_TASK REQUIREMENTS_:
Copy out all lines where "газеты" appears.
** begin EXTRACTED MATERIAL **
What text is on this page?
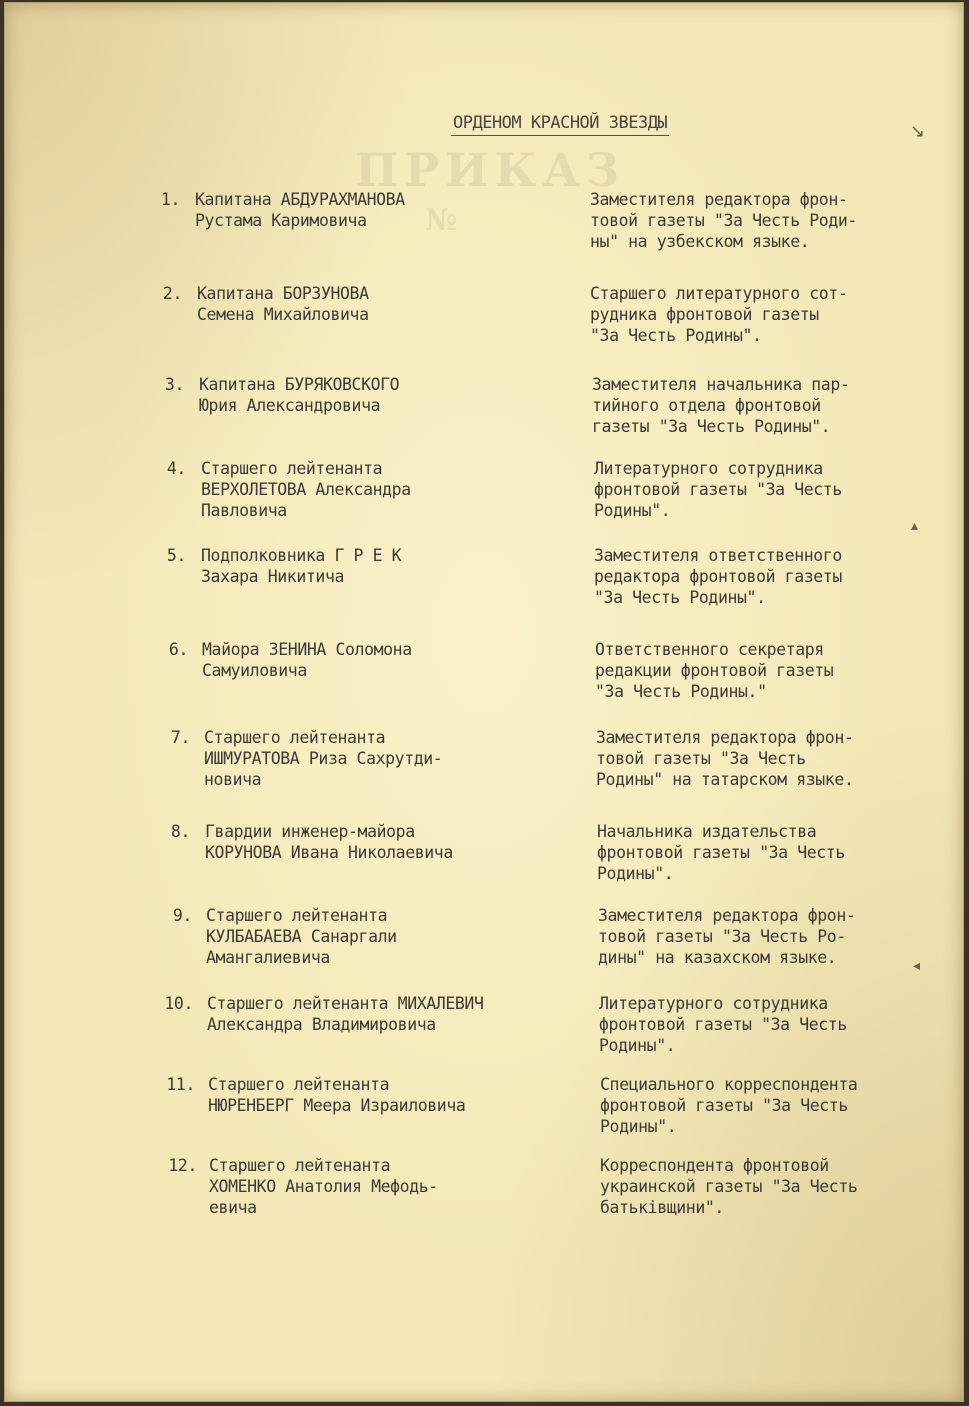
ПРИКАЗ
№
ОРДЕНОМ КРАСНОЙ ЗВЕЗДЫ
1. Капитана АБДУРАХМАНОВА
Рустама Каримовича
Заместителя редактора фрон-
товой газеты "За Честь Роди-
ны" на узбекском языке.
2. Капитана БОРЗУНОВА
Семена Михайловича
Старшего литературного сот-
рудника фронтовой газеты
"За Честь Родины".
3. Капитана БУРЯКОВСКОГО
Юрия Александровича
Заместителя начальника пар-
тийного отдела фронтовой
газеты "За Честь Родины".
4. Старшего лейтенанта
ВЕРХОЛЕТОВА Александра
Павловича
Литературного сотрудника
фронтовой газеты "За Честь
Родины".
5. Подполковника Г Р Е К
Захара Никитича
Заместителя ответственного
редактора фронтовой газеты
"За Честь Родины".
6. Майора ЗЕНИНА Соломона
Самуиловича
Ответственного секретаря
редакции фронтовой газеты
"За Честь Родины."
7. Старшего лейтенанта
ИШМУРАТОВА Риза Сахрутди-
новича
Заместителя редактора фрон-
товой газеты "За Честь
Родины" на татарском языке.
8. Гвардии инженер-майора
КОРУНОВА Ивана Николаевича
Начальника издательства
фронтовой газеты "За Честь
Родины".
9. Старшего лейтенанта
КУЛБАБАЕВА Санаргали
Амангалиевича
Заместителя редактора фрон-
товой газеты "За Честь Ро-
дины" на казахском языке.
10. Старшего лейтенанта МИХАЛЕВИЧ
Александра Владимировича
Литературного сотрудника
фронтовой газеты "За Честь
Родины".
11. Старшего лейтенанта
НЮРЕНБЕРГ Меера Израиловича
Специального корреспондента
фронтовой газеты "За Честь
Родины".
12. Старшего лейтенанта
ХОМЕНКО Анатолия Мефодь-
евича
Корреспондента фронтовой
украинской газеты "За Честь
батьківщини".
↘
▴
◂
** end EXTRACTED MATERIAL **
_RESULT OF THIS EXERCISE_:
товой газеты "За Честь Роди-
рудника фронтовой газеты
газеты "За Честь Родины".
фронтовой газеты "За Честь
редактора фронтовой газеты
редакции фронтовой газеты
товой газеты "За Честь
фронтовой газеты "За Честь
товой газеты "За Честь Ро-
фронтовой газеты "За Честь
фронтовой газеты "За Честь
украинской газеты "За Честь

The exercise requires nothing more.